- **Do this**:
Find out how many lines of the material contain the string "button" and give only that figure.

begin Supplied information

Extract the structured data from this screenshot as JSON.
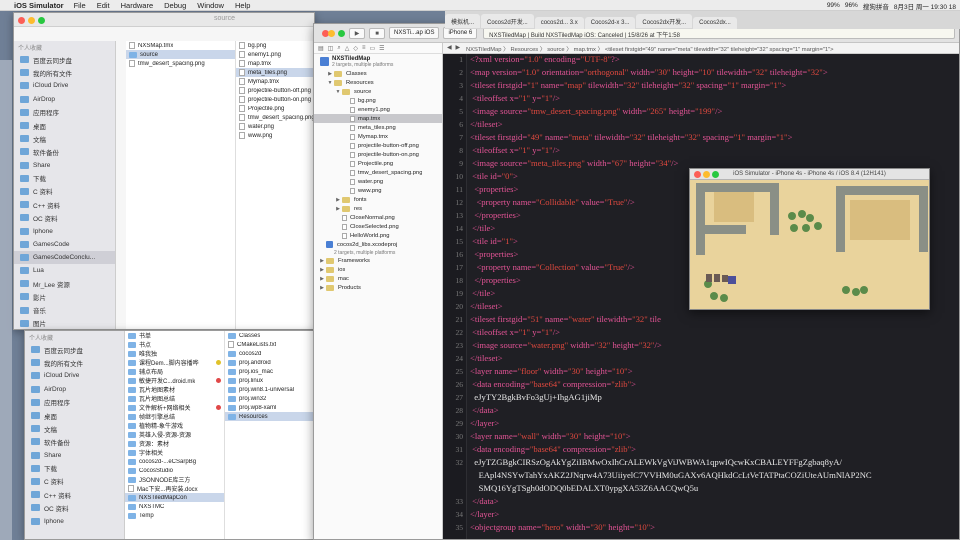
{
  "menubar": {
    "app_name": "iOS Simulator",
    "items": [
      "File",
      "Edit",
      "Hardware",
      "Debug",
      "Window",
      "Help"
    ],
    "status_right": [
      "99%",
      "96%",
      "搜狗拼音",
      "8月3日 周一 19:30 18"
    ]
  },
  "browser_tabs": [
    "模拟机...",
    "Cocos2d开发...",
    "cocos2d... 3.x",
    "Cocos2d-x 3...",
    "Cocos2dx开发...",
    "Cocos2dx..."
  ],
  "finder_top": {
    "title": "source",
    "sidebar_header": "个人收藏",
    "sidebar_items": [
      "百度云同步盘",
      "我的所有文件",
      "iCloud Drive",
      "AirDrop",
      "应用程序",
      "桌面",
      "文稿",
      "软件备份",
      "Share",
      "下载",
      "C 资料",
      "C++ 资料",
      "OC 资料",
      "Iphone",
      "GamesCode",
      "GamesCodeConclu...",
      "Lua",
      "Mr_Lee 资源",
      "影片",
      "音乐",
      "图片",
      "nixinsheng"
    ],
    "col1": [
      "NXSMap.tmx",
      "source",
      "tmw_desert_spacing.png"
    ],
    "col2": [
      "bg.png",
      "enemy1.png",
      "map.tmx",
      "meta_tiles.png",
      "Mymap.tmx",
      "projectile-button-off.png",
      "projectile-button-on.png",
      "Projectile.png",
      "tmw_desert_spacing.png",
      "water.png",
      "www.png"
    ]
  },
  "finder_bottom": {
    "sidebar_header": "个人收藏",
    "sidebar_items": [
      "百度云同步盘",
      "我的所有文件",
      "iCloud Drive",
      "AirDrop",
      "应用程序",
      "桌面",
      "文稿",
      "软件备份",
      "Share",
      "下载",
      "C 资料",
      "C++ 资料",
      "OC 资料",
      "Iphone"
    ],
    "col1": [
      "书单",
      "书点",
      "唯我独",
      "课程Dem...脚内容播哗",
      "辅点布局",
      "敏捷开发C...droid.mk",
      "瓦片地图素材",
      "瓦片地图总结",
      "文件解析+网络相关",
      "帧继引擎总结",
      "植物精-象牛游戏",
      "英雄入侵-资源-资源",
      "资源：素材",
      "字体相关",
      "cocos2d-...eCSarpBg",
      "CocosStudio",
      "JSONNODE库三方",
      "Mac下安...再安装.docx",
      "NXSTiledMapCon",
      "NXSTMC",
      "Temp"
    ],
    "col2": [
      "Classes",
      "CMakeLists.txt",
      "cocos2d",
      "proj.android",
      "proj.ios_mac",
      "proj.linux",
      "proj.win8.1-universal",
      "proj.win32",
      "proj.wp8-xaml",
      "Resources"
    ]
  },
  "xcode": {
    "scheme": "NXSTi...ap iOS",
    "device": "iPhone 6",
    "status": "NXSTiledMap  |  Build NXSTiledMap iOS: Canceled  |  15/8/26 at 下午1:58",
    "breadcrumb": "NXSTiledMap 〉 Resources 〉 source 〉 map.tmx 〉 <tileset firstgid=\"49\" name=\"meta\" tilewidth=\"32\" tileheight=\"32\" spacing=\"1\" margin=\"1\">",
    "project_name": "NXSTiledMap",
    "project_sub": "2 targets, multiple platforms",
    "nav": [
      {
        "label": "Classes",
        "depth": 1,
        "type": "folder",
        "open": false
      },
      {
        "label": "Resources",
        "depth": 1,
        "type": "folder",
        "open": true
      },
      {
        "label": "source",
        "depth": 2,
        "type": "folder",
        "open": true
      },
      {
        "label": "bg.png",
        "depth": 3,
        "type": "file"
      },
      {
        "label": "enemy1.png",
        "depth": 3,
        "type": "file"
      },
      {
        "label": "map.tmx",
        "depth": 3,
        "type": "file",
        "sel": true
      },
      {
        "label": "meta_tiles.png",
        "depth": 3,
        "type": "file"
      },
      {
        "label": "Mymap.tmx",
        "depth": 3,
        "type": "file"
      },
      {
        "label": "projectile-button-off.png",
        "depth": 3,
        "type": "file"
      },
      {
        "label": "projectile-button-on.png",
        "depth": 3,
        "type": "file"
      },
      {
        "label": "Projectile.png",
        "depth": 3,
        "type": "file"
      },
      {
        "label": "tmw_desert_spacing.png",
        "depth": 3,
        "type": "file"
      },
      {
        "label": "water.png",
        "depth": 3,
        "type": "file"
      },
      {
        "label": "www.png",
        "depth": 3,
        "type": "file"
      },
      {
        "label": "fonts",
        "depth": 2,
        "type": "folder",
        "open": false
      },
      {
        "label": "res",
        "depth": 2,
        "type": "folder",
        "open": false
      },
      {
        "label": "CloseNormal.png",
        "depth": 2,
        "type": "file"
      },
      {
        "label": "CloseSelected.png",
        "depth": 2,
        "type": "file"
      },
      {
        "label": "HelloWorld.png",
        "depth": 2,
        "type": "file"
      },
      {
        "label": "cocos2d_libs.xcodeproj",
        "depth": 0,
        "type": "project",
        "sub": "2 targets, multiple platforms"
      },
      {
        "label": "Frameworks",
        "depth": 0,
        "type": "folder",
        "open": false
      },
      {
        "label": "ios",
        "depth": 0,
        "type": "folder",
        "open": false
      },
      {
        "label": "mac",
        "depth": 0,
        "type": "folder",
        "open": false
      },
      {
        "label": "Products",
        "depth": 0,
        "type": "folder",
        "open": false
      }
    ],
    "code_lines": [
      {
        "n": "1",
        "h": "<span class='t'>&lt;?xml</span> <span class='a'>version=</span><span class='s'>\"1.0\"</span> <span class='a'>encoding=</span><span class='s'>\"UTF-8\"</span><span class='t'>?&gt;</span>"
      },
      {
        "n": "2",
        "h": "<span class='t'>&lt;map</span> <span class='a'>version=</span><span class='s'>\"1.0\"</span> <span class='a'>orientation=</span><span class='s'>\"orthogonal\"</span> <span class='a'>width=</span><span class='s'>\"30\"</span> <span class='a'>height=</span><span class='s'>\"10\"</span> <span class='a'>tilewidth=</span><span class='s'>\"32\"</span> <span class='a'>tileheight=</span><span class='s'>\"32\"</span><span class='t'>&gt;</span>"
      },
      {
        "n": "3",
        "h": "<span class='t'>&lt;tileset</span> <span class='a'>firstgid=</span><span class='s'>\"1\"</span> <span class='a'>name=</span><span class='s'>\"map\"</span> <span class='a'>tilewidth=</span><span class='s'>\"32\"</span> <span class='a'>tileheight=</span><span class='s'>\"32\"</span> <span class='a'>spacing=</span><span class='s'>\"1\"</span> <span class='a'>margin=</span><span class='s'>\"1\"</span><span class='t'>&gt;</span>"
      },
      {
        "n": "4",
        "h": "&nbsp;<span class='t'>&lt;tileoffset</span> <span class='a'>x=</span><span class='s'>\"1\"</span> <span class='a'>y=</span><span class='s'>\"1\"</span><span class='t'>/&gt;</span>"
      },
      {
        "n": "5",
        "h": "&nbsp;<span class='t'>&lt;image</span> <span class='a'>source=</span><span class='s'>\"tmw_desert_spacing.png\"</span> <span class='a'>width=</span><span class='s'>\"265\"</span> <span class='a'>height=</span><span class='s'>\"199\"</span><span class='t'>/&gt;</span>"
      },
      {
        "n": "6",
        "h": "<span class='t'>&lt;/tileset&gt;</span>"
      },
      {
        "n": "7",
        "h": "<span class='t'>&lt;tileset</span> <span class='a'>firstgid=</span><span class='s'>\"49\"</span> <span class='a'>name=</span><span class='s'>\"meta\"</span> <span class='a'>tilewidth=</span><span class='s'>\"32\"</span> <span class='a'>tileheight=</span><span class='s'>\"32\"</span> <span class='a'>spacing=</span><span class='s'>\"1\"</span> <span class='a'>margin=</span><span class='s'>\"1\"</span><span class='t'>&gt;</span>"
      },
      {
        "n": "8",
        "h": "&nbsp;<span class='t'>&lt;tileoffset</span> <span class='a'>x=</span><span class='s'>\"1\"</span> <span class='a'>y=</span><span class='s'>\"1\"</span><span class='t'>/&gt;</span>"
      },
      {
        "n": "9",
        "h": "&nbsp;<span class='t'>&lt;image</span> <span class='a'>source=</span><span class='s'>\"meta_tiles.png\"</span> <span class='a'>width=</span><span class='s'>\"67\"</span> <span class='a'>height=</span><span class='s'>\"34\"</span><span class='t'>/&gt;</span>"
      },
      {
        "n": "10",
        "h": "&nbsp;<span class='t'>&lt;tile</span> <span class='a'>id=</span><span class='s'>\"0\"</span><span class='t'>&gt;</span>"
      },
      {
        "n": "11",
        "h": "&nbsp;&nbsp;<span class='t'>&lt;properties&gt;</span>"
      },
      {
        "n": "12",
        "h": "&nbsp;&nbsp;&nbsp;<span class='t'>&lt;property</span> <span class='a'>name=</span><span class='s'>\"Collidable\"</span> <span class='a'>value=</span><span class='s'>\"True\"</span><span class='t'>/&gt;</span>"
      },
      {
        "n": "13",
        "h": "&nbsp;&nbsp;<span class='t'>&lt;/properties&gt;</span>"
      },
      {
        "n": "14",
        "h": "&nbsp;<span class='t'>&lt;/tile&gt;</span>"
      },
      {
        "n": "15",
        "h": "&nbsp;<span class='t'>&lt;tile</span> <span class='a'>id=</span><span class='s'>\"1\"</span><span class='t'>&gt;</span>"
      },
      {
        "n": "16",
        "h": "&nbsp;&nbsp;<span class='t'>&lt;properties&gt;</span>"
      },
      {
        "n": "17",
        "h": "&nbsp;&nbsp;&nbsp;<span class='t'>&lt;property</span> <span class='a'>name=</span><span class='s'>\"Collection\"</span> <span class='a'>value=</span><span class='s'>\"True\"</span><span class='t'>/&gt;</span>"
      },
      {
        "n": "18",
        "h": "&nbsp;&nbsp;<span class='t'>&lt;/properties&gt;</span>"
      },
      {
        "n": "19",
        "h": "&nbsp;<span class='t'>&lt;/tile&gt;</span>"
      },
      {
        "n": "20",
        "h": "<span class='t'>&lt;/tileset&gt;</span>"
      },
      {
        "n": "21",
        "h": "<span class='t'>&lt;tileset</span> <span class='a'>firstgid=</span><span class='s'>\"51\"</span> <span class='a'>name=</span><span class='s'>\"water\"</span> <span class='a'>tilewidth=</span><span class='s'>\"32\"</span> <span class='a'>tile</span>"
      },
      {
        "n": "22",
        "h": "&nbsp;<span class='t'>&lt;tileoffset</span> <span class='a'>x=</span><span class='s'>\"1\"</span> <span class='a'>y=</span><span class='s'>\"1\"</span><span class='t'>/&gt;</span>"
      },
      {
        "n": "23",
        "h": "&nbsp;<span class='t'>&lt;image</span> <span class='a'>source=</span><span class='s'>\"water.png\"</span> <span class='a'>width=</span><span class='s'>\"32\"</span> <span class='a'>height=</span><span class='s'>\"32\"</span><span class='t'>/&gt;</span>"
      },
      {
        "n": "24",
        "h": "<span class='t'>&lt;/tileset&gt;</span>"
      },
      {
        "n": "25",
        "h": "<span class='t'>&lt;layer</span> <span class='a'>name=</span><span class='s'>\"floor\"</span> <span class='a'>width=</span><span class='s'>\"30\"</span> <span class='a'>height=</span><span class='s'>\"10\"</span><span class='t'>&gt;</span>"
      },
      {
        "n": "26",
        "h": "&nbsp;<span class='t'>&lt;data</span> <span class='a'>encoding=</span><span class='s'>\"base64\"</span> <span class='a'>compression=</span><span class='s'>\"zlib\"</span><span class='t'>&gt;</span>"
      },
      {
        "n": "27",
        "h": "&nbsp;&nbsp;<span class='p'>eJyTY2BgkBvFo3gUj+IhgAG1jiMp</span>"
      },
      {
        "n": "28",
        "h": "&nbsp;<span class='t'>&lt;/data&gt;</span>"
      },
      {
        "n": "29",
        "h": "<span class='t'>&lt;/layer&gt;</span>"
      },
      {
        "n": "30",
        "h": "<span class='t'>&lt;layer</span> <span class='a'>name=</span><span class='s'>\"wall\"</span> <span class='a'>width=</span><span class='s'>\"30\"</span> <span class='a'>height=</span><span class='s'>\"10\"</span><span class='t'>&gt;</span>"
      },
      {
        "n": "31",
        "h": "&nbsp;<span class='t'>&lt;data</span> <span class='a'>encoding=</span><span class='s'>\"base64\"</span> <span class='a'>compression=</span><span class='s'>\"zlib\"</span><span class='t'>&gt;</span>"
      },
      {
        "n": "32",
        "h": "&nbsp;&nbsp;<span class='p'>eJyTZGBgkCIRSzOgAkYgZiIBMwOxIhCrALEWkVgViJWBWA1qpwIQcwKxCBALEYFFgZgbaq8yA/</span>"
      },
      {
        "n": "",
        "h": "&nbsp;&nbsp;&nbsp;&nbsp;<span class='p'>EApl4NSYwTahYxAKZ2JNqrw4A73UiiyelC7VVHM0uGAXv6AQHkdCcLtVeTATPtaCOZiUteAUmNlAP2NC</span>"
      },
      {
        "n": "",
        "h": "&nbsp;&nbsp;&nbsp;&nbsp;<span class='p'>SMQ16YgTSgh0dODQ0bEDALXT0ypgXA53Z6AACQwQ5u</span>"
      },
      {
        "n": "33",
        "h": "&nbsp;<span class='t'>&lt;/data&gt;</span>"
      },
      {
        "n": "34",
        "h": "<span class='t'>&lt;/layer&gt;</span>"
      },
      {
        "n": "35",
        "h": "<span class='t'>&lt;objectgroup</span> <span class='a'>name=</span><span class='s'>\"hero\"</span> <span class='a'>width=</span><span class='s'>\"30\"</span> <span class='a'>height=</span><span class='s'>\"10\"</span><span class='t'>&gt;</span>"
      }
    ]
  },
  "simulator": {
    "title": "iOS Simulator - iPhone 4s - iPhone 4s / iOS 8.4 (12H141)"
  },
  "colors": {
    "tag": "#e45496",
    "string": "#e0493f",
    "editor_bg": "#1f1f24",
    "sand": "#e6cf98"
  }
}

end Supplied information

- **Full solution**:
4